Dataset entries on figures:
==============================

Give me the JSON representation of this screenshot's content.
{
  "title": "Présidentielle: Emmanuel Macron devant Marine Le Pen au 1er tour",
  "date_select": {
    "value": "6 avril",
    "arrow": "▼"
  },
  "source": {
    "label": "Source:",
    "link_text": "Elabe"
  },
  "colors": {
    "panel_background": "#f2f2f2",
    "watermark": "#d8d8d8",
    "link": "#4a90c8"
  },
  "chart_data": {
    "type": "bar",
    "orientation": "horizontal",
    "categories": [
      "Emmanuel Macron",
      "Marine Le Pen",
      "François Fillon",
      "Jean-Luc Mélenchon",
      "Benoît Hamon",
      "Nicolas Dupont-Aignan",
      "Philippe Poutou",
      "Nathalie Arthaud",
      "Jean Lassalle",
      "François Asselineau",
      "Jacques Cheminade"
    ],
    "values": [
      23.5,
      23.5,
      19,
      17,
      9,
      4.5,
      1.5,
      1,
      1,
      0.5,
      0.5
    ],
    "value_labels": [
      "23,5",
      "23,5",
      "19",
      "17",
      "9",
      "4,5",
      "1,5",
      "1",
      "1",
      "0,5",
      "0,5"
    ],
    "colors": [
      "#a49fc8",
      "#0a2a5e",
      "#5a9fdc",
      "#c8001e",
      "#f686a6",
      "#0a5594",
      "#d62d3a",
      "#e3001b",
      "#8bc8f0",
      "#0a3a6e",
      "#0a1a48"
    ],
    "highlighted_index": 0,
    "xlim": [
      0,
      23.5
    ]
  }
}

==============================

▸ EXERCISE TASK:
Copy out the full listing exactly.

▸ ANSWER TO THE EXERCISE:
Give me the JSON representation of this screenshot's content.
{
  "title": "Présidentielle: Emmanuel Macron devant Marine Le Pen au 1er tour",
  "date_select": {
    "value": "6 avril",
    "arrow": "▼"
  },
  "source": {
    "label": "Source:",
    "link_text": "Elabe"
  },
  "colors": {
    "panel_background": "#f2f2f2",
    "watermark": "#d8d8d8",
    "link": "#4a90c8"
  },
  "chart_data": {
    "type": "bar",
    "orientation": "horizontal",
    "categories": [
      "Emmanuel Macron",
      "Marine Le Pen",
      "François Fillon",
      "Jean-Luc Mélenchon",
      "Benoît Hamon",
      "Nicolas Dupont-Aignan",
      "Philippe Poutou",
      "Nathalie Arthaud",
      "Jean Lassalle",
      "François Asselineau",
      "Jacques Cheminade"
    ],
    "values": [
      23.5,
      23.5,
      19,
      17,
      9,
      4.5,
      1.5,
      1,
      1,
      0.5,
      0.5
    ],
    "value_labels": [
      "23,5",
      "23,5",
      "19",
      "17",
      "9",
      "4,5",
      "1,5",
      "1",
      "1",
      "0,5",
      "0,5"
    ],
    "colors": [
      "#a49fc8",
      "#0a2a5e",
      "#5a9fdc",
      "#c8001e",
      "#f686a6",
      "#0a5594",
      "#d62d3a",
      "#e3001b",
      "#8bc8f0",
      "#0a3a6e",
      "#0a1a48"
    ],
    "highlighted_index": 0,
    "xlim": [
      0,
      23.5
    ]
  }
}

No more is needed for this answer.